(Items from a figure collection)
-*-
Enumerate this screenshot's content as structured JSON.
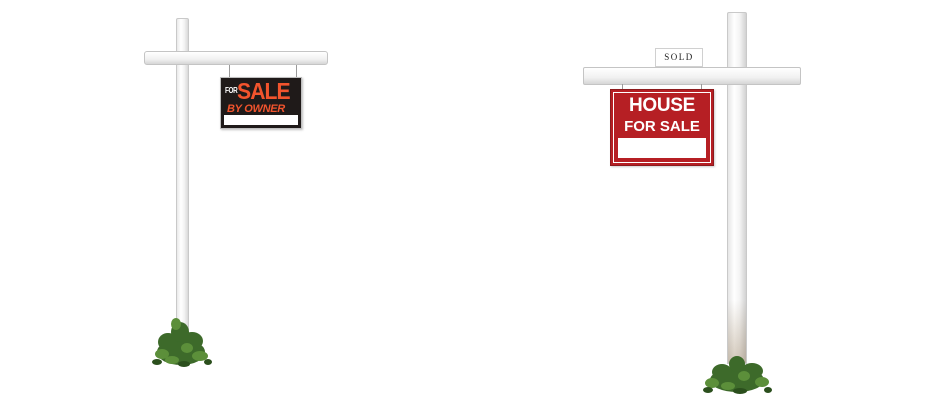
{
  "scene": {
    "background": "#ffffff",
    "post_color": "#f5f5f5"
  },
  "left_sign": {
    "line_for": "FOR",
    "line_sale": "SALE",
    "line_by_owner": "BY OWNER",
    "background_color": "#1f1a19",
    "text_color": "#f2542d"
  },
  "right_sign": {
    "rider": "SOLD",
    "line_house": "HOUSE",
    "line_for_sale": "FOR SALE",
    "background_color": "#b61f24",
    "text_color": "#ffffff"
  }
}
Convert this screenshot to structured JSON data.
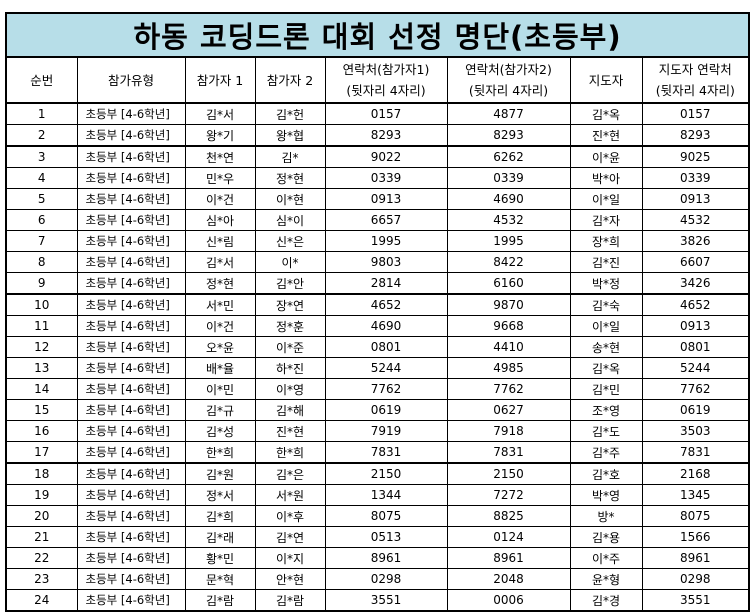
{
  "title": "하동 코딩드론 대회 선정 명단(초등부)",
  "headers": {
    "no": "순번",
    "type": "참가유형",
    "p1": "참가자 1",
    "p2": "참가자 2",
    "c1_line1": "연락처(참가자1)",
    "c1_line2": "(뒷자리 4자리)",
    "c2_line1": "연락처(참가자2)",
    "c2_line2": "(뒷자리 4자리)",
    "coach": "지도자",
    "cc_line1": "지도자 연락처",
    "cc_line2": "(뒷자리 4자리)"
  },
  "rows": [
    [
      "1",
      "초등부 [4-6학년]",
      "김*서",
      "김*헌",
      "0157",
      "4877",
      "김*옥",
      "0157"
    ],
    [
      "2",
      "초등부 [4-6학년]",
      "왕*기",
      "왕*협",
      "8293",
      "8293",
      "진*현",
      "8293"
    ],
    [
      "3",
      "초등부 [4-6학년]",
      "천*연",
      "김*",
      "9022",
      "6262",
      "이*윤",
      "9025"
    ],
    [
      "4",
      "초등부 [4-6학년]",
      "민*우",
      "정*현",
      "0339",
      "0339",
      "박*아",
      "0339"
    ],
    [
      "5",
      "초등부 [4-6학년]",
      "이*건",
      "이*현",
      "0913",
      "4690",
      "이*일",
      "0913"
    ],
    [
      "6",
      "초등부 [4-6학년]",
      "심*아",
      "심*이",
      "6657",
      "4532",
      "김*자",
      "4532"
    ],
    [
      "7",
      "초등부 [4-6학년]",
      "신*림",
      "신*은",
      "1995",
      "1995",
      "장*희",
      "3826"
    ],
    [
      "8",
      "초등부 [4-6학년]",
      "김*서",
      "이*",
      "9803",
      "8422",
      "김*진",
      "6607"
    ],
    [
      "9",
      "초등부 [4-6학년]",
      "정*현",
      "김*안",
      "2814",
      "6160",
      "박*정",
      "3426"
    ],
    [
      "10",
      "초등부 [4-6학년]",
      "서*민",
      "장*연",
      "4652",
      "9870",
      "김*숙",
      "4652"
    ],
    [
      "11",
      "초등부 [4-6학년]",
      "이*건",
      "정*훈",
      "4690",
      "9668",
      "이*일",
      "0913"
    ],
    [
      "12",
      "초등부 [4-6학년]",
      "오*윤",
      "이*준",
      "0801",
      "4410",
      "송*현",
      "0801"
    ],
    [
      "13",
      "초등부 [4-6학년]",
      "배*율",
      "하*진",
      "5244",
      "4985",
      "김*옥",
      "5244"
    ],
    [
      "14",
      "초등부 [4-6학년]",
      "이*민",
      "이*영",
      "7762",
      "7762",
      "김*민",
      "7762"
    ],
    [
      "15",
      "초등부 [4-6학년]",
      "김*규",
      "김*해",
      "0619",
      "0627",
      "조*영",
      "0619"
    ],
    [
      "16",
      "초등부 [4-6학년]",
      "김*성",
      "진*현",
      "7919",
      "7918",
      "김*도",
      "3503"
    ],
    [
      "17",
      "초등부 [4-6학년]",
      "한*희",
      "한*희",
      "7831",
      "7831",
      "김*주",
      "7831"
    ],
    [
      "18",
      "초등부 [4-6학년]",
      "김*원",
      "김*은",
      "2150",
      "2150",
      "김*호",
      "2168"
    ],
    [
      "19",
      "초등부 [4-6학년]",
      "정*서",
      "서*원",
      "1344",
      "7272",
      "박*영",
      "1345"
    ],
    [
      "20",
      "초등부 [4-6학년]",
      "김*희",
      "이*후",
      "8075",
      "8825",
      "방*",
      "8075"
    ],
    [
      "21",
      "초등부 [4-6학년]",
      "김*래",
      "김*연",
      "0513",
      "0124",
      "김*용",
      "1566"
    ],
    [
      "22",
      "초등부 [4-6학년]",
      "황*민",
      "이*지",
      "8961",
      "8961",
      "이*주",
      "8961"
    ],
    [
      "23",
      "초등부 [4-6학년]",
      "문*혁",
      "안*현",
      "0298",
      "2048",
      "윤*형",
      "0298"
    ],
    [
      "24",
      "초등부 [4-6학년]",
      "김*람",
      "김*람",
      "3551",
      "0006",
      "김*경",
      "3551"
    ]
  ],
  "colors": {
    "title_bg": "#b7dee8"
  }
}
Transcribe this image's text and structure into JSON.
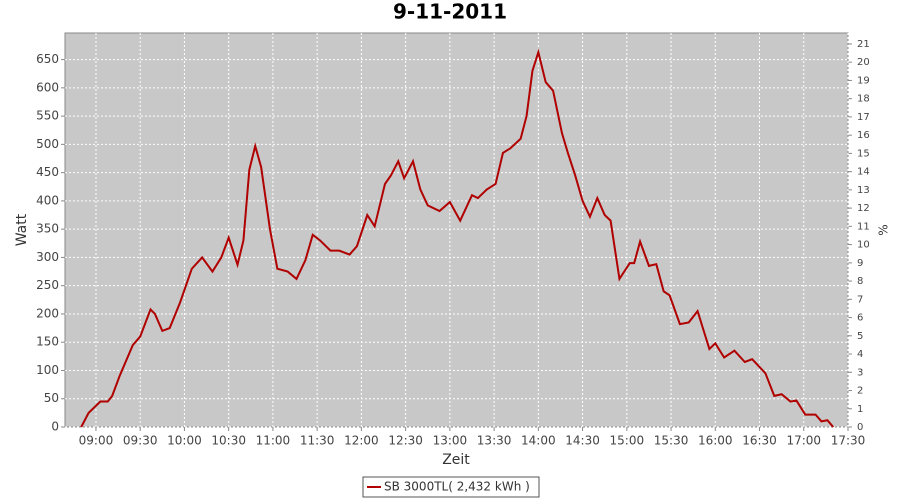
{
  "chart_data": {
    "type": "line",
    "title": "9-11-2011",
    "x_label": "Zeit",
    "y_label": "Watt",
    "y2_label": "%",
    "x": [
      "08:50",
      "08:55",
      "09:03",
      "09:08",
      "09:11",
      "09:16",
      "09:25",
      "09:30",
      "09:37",
      "09:40",
      "09:45",
      "09:50",
      "09:57",
      "10:05",
      "10:12",
      "10:19",
      "10:25",
      "10:30",
      "10:36",
      "10:40",
      "10:44",
      "10:48",
      "10:52",
      "10:58",
      "11:03",
      "11:10",
      "11:16",
      "11:22",
      "11:27",
      "11:32",
      "11:39",
      "11:45",
      "11:52",
      "11:57",
      "12:04",
      "12:09",
      "12:16",
      "12:20",
      "12:25",
      "12:29",
      "12:35",
      "12:40",
      "12:45",
      "12:53",
      "13:00",
      "13:07",
      "13:15",
      "13:19",
      "13:25",
      "13:31",
      "13:36",
      "13:41",
      "13:48",
      "13:52",
      "13:56",
      "14:00",
      "14:05",
      "14:10",
      "14:16",
      "14:20",
      "14:25",
      "14:30",
      "14:35",
      "14:40",
      "14:45",
      "14:49",
      "14:55",
      "15:02",
      "15:05",
      "15:09",
      "15:15",
      "15:20",
      "15:25",
      "15:29",
      "15:36",
      "15:42",
      "15:48",
      "15:56",
      "16:00",
      "16:06",
      "16:13",
      "16:20",
      "16:25",
      "16:34",
      "16:40",
      "16:45",
      "16:51",
      "16:55",
      "17:01",
      "17:08",
      "17:12",
      "17:16",
      "17:20"
    ],
    "series": [
      {
        "name": "SB 3000TL( 2,432 kWh )",
        "color": "#b00000",
        "values": [
          0,
          25,
          45,
          45,
          55,
          90,
          145,
          160,
          208,
          200,
          170,
          175,
          220,
          280,
          300,
          275,
          300,
          335,
          287,
          330,
          455,
          497,
          460,
          350,
          280,
          275,
          262,
          295,
          340,
          330,
          312,
          312,
          305,
          320,
          375,
          355,
          430,
          445,
          470,
          440,
          470,
          420,
          392,
          382,
          398,
          365,
          410,
          405,
          420,
          430,
          485,
          493,
          510,
          550,
          630,
          663,
          610,
          595,
          520,
          485,
          445,
          400,
          372,
          405,
          375,
          365,
          262,
          290,
          290,
          328,
          285,
          288,
          240,
          233,
          182,
          185,
          205,
          138,
          148,
          123,
          135,
          115,
          120,
          95,
          55,
          58,
          45,
          47,
          22,
          22,
          10,
          12,
          0
        ]
      }
    ],
    "xlim": [
      "08:39",
      "17:30"
    ],
    "xticks": [
      "09:00",
      "09:30",
      "10:00",
      "10:30",
      "11:00",
      "11:30",
      "12:00",
      "12:30",
      "13:00",
      "13:30",
      "14:00",
      "14:30",
      "15:00",
      "15:30",
      "16:00",
      "16:30",
      "17:00",
      "17:30"
    ],
    "ylim": [
      0,
      697
    ],
    "yticks": [
      0,
      50,
      100,
      150,
      200,
      250,
      300,
      350,
      400,
      450,
      500,
      550,
      600,
      650
    ],
    "y2lim": [
      0,
      21.6
    ],
    "y2ticks": [
      0,
      1,
      2,
      3,
      4,
      5,
      6,
      7,
      8,
      9,
      10,
      11,
      12,
      13,
      14,
      15,
      16,
      17,
      18,
      19,
      20,
      21
    ],
    "grid": true,
    "legend": "bottom"
  }
}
-*-
Single out each line of the records above with the string "structured" in it, and copy it.

Enumerate this screenshot's content as structured JSON.
Convert this screenshot to structured JSON data.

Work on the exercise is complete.